**Aim:** The entries need to be copied exactly.

━━━ Available records ━━━

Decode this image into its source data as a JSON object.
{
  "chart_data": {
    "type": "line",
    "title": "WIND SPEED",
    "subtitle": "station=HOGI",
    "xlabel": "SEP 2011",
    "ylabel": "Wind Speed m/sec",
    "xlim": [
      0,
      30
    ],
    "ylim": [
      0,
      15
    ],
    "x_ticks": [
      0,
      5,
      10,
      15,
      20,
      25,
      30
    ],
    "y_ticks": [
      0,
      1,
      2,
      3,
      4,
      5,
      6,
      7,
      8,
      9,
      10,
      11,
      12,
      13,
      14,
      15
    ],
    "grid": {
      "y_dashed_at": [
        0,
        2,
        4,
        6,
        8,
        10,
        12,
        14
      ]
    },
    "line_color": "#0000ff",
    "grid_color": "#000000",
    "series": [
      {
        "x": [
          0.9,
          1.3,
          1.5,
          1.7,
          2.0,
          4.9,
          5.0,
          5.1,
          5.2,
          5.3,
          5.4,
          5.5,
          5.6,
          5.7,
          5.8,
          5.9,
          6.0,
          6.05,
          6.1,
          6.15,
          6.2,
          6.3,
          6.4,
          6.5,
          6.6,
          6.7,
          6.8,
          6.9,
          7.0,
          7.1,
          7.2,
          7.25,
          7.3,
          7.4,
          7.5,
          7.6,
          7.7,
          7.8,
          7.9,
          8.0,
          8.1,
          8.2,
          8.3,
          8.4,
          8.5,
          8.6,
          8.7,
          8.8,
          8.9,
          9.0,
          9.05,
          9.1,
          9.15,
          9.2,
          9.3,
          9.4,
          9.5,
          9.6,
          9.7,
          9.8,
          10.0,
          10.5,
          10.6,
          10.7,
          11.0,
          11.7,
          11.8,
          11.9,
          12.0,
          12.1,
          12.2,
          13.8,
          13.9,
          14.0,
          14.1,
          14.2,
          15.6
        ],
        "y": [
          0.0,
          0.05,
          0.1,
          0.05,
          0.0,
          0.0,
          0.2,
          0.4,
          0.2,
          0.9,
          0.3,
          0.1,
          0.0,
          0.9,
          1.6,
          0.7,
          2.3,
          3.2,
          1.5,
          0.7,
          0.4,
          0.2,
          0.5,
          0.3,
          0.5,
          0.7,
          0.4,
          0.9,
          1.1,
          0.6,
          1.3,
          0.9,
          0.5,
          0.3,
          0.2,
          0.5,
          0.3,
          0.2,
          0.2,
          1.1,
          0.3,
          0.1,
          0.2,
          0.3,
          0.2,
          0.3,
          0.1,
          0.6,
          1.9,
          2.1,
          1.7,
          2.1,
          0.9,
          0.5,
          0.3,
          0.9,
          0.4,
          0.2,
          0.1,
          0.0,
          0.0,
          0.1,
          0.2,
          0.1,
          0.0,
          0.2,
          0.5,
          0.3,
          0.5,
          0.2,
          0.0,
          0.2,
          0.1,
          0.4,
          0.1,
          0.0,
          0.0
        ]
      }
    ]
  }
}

━━━

**Answer below:**
Decode this image into its source data as a JSON object.
{
  "chart_data": {
    "type": "line",
    "title": "WIND SPEED",
    "subtitle": "station=HOGI",
    "xlabel": "SEP 2011",
    "ylabel": "Wind Speed m/sec",
    "xlim": [
      0,
      30
    ],
    "ylim": [
      0,
      15
    ],
    "x_ticks": [
      0,
      5,
      10,
      15,
      20,
      25,
      30
    ],
    "y_ticks": [
      0,
      1,
      2,
      3,
      4,
      5,
      6,
      7,
      8,
      9,
      10,
      11,
      12,
      13,
      14,
      15
    ],
    "grid": {
      "y_dashed_at": [
        0,
        2,
        4,
        6,
        8,
        10,
        12,
        14
      ]
    },
    "line_color": "#0000ff",
    "grid_color": "#000000",
    "series": [
      {
        "x": [
          0.9,
          1.3,
          1.5,
          1.7,
          2.0,
          4.9,
          5.0,
          5.1,
          5.2,
          5.3,
          5.4,
          5.5,
          5.6,
          5.7,
          5.8,
          5.9,
          6.0,
          6.05,
          6.1,
          6.15,
          6.2,
          6.3,
          6.4,
          6.5,
          6.6,
          6.7,
          6.8,
          6.9,
          7.0,
          7.1,
          7.2,
          7.25,
          7.3,
          7.4,
          7.5,
          7.6,
          7.7,
          7.8,
          7.9,
          8.0,
          8.1,
          8.2,
          8.3,
          8.4,
          8.5,
          8.6,
          8.7,
          8.8,
          8.9,
          9.0,
          9.05,
          9.1,
          9.15,
          9.2,
          9.3,
          9.4,
          9.5,
          9.6,
          9.7,
          9.8,
          10.0,
          10.5,
          10.6,
          10.7,
          11.0,
          11.7,
          11.8,
          11.9,
          12.0,
          12.1,
          12.2,
          13.8,
          13.9,
          14.0,
          14.1,
          14.2,
          15.6
        ],
        "y": [
          0.0,
          0.05,
          0.1,
          0.05,
          0.0,
          0.0,
          0.2,
          0.4,
          0.2,
          0.9,
          0.3,
          0.1,
          0.0,
          0.9,
          1.6,
          0.7,
          2.3,
          3.2,
          1.5,
          0.7,
          0.4,
          0.2,
          0.5,
          0.3,
          0.5,
          0.7,
          0.4,
          0.9,
          1.1,
          0.6,
          1.3,
          0.9,
          0.5,
          0.3,
          0.2,
          0.5,
          0.3,
          0.2,
          0.2,
          1.1,
          0.3,
          0.1,
          0.2,
          0.3,
          0.2,
          0.3,
          0.1,
          0.6,
          1.9,
          2.1,
          1.7,
          2.1,
          0.9,
          0.5,
          0.3,
          0.9,
          0.4,
          0.2,
          0.1,
          0.0,
          0.0,
          0.1,
          0.2,
          0.1,
          0.0,
          0.2,
          0.5,
          0.3,
          0.5,
          0.2,
          0.0,
          0.2,
          0.1,
          0.4,
          0.1,
          0.0,
          0.0
        ]
      }
    ]
  }
}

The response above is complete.